**Task prompt**
Count, in the entries below, the lines in which "Obrador" occurs. Give the number, nothing more.

Figure data in JSON:
· · · · · · ·

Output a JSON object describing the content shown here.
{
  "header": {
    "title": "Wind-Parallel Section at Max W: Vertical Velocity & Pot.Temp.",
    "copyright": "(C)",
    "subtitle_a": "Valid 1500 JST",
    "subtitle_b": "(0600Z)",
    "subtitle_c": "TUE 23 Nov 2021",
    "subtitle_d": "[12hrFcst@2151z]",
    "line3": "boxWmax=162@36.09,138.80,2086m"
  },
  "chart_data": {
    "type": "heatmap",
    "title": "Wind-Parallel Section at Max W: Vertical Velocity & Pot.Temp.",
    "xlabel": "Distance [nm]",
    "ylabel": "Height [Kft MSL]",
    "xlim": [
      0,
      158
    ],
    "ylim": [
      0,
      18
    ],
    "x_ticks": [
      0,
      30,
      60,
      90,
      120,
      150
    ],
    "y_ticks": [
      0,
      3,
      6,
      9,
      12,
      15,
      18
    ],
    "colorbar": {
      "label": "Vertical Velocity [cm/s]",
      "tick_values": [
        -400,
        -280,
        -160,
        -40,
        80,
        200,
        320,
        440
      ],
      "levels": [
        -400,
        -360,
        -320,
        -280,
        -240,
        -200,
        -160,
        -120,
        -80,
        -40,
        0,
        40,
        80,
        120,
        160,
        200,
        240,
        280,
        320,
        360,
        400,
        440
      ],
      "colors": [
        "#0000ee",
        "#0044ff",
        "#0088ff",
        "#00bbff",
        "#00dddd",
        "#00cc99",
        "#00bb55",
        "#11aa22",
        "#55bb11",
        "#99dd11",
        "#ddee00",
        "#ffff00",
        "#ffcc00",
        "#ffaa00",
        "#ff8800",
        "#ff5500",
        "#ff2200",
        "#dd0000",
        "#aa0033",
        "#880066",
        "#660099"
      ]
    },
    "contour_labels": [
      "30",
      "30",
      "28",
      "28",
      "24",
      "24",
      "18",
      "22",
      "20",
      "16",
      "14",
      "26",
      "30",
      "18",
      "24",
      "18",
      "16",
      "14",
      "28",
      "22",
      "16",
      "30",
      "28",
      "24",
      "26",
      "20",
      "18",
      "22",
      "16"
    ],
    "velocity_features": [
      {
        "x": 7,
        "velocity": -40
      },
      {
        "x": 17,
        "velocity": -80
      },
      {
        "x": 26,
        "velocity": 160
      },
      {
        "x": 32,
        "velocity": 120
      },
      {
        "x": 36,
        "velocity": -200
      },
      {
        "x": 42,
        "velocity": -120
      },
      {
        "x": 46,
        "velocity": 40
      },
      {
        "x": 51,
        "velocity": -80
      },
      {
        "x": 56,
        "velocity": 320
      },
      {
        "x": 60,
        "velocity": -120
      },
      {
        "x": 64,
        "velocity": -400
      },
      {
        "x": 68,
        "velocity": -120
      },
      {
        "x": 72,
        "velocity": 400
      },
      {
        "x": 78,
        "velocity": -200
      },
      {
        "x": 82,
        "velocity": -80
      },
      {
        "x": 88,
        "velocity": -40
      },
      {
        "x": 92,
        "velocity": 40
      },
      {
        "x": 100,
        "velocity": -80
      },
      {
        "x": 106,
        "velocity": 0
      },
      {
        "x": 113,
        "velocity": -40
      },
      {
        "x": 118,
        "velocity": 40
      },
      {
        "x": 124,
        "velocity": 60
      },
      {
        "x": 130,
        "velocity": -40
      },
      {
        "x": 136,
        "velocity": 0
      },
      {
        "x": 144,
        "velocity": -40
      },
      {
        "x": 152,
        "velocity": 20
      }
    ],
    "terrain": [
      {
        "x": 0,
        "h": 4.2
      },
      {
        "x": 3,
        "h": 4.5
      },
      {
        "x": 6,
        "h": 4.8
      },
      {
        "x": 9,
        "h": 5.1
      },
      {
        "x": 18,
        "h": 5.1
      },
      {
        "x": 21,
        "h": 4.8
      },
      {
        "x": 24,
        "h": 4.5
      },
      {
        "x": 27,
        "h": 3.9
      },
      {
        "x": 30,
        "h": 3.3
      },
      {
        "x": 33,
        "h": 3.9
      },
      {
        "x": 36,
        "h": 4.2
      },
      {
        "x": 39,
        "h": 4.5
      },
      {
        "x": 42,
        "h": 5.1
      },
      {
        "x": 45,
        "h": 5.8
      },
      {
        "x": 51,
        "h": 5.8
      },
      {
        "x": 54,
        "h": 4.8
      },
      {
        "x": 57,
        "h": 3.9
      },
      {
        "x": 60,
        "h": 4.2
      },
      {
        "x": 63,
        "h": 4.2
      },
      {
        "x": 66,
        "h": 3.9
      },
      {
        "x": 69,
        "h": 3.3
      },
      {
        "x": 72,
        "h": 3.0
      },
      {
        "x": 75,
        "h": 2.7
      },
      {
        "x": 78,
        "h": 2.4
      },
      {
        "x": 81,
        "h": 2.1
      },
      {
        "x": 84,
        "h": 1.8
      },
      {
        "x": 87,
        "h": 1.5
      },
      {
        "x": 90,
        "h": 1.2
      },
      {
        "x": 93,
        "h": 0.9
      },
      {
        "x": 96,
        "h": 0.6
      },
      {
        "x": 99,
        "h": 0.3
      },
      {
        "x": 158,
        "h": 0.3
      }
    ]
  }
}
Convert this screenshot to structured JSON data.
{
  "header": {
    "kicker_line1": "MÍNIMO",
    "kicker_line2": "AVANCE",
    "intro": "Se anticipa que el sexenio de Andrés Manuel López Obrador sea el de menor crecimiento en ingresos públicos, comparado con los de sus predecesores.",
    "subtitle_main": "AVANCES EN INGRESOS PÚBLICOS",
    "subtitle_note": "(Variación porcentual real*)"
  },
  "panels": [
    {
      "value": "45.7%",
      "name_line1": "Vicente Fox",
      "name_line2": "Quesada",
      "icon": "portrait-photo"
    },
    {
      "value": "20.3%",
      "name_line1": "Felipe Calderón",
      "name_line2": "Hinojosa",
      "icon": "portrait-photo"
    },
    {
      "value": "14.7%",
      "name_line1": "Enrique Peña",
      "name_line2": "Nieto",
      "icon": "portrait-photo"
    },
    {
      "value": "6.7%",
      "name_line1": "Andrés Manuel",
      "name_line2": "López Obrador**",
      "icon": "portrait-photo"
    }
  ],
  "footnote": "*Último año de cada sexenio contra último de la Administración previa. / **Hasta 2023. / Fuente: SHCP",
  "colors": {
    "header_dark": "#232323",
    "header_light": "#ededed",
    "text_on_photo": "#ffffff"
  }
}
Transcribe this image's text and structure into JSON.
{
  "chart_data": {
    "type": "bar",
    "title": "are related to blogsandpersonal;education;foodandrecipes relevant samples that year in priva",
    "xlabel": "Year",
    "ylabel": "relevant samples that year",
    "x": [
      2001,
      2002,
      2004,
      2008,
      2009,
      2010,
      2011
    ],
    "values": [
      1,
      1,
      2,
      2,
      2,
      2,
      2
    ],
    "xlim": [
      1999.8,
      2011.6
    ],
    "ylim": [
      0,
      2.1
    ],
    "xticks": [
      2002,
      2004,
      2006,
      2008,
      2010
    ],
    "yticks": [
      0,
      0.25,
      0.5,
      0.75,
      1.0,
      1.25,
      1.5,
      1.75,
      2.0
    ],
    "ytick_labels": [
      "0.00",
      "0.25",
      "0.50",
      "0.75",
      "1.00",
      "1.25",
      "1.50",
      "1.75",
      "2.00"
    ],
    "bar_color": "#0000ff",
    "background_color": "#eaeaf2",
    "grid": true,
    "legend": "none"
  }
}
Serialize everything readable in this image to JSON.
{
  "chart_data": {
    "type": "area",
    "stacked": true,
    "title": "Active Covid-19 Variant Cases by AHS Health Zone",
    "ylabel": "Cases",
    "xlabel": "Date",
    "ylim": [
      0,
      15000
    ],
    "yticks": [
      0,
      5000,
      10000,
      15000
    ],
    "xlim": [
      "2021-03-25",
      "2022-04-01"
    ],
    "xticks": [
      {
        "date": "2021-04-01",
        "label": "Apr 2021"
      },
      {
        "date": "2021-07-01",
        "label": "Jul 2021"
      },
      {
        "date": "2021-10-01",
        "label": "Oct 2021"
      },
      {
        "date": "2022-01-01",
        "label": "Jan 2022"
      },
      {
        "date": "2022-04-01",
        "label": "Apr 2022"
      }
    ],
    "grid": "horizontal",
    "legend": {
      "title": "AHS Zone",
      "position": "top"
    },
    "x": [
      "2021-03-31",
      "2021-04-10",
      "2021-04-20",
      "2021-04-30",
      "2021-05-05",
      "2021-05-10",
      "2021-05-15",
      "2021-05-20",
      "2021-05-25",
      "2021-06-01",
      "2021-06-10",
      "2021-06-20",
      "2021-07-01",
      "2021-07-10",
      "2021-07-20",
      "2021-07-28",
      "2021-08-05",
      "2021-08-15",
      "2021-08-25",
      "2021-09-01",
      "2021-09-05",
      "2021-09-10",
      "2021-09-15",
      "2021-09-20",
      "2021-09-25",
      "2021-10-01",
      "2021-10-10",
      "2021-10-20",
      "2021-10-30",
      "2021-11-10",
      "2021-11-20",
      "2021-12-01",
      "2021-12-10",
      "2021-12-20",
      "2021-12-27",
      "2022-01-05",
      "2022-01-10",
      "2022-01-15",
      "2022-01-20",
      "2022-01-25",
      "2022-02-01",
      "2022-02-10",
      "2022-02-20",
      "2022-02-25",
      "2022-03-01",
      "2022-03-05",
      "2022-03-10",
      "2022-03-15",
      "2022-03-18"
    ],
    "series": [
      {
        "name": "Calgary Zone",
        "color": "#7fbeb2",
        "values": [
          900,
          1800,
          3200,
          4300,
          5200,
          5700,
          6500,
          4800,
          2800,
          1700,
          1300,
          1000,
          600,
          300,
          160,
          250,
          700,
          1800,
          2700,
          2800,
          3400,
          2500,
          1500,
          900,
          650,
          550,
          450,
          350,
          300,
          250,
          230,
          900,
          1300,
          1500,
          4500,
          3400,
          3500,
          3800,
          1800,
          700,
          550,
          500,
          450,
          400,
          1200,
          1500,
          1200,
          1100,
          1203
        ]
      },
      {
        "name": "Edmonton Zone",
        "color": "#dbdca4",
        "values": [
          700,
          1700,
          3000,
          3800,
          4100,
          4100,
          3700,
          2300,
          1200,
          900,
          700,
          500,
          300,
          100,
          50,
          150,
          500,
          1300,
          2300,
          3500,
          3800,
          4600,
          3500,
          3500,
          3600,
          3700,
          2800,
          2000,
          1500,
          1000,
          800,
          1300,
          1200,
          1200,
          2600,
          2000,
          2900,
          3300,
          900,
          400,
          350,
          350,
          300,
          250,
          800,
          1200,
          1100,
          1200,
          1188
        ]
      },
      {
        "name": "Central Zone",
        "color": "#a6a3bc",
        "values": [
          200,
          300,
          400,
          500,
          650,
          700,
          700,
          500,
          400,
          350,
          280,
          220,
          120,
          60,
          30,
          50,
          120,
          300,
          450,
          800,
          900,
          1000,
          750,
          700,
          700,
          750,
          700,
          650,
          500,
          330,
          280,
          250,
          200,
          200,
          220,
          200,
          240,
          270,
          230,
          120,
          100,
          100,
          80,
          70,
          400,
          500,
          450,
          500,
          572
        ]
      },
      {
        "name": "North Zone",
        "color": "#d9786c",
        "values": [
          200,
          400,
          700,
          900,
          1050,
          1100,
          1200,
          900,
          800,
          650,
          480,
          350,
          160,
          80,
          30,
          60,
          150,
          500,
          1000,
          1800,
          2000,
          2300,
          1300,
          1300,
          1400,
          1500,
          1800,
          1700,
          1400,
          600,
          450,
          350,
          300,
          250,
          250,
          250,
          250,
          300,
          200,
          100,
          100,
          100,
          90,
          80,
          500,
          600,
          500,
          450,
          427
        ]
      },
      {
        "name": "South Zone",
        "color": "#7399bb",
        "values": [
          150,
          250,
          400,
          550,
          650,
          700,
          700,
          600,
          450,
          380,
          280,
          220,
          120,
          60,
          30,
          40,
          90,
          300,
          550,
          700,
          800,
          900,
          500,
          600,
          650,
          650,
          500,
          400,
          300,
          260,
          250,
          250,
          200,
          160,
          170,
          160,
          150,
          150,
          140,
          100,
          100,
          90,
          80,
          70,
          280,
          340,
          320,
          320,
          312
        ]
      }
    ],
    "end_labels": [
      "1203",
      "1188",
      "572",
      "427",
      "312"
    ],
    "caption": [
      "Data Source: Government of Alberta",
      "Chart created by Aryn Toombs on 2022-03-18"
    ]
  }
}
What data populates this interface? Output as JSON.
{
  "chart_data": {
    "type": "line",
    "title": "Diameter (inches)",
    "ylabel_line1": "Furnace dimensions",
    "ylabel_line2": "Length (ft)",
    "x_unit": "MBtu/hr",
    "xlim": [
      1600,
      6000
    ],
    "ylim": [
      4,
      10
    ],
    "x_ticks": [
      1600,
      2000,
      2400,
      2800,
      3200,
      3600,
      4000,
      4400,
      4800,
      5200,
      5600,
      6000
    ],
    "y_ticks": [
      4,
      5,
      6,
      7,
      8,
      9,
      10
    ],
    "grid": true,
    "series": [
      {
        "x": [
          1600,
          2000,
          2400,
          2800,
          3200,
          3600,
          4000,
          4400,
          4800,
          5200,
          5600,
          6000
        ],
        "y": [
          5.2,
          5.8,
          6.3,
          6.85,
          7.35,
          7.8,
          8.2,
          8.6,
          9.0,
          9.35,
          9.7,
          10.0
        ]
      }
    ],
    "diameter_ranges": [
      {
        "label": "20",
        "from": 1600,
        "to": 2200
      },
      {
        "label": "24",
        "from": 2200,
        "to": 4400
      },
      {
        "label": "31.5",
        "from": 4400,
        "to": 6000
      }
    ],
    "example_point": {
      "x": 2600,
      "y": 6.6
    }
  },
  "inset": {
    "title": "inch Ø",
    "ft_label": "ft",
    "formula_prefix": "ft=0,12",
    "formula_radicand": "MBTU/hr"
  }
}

· · · · · · ·

**Result for this task**
2